WORK TO DO: From the data that follows, copy every line holding the string "this".

(Records from a collection of figures)
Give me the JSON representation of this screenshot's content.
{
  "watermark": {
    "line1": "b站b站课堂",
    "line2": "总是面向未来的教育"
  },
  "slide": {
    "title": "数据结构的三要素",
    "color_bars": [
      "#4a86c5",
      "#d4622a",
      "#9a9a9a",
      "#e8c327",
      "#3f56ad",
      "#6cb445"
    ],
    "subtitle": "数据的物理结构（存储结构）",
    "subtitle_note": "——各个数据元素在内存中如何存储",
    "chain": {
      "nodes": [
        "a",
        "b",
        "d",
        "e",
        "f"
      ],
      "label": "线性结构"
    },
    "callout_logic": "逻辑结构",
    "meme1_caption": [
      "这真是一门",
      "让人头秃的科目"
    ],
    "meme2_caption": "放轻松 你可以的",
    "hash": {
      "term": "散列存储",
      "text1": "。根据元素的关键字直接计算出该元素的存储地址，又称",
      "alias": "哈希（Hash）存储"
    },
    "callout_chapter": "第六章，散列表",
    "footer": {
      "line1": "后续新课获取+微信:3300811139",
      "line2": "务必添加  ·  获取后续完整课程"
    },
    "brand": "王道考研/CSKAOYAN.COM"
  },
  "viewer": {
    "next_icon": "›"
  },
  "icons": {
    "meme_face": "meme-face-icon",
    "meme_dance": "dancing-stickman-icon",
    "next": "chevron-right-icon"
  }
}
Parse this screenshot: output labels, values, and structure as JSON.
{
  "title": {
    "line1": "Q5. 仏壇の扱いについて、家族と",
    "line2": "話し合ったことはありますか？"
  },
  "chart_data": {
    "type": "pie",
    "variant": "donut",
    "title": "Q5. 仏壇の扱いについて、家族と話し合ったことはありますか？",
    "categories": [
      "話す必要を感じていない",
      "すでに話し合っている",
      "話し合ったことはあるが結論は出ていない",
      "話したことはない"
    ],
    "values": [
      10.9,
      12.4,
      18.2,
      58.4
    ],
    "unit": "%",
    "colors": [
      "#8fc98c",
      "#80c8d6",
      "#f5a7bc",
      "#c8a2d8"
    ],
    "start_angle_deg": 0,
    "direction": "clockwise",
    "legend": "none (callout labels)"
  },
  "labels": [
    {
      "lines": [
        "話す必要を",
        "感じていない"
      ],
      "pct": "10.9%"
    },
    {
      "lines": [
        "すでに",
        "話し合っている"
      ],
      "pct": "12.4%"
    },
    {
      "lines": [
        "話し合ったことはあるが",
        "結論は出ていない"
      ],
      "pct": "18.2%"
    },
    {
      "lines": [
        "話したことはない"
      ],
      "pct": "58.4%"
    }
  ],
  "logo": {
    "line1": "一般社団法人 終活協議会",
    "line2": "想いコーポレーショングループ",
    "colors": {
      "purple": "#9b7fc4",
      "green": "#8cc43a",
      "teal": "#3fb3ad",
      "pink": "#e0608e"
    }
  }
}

THE COMPLETED TASK:
Give me the JSON representation of this screenshot's content.
Parse this screenshot: output labels, values, and structure as JSON.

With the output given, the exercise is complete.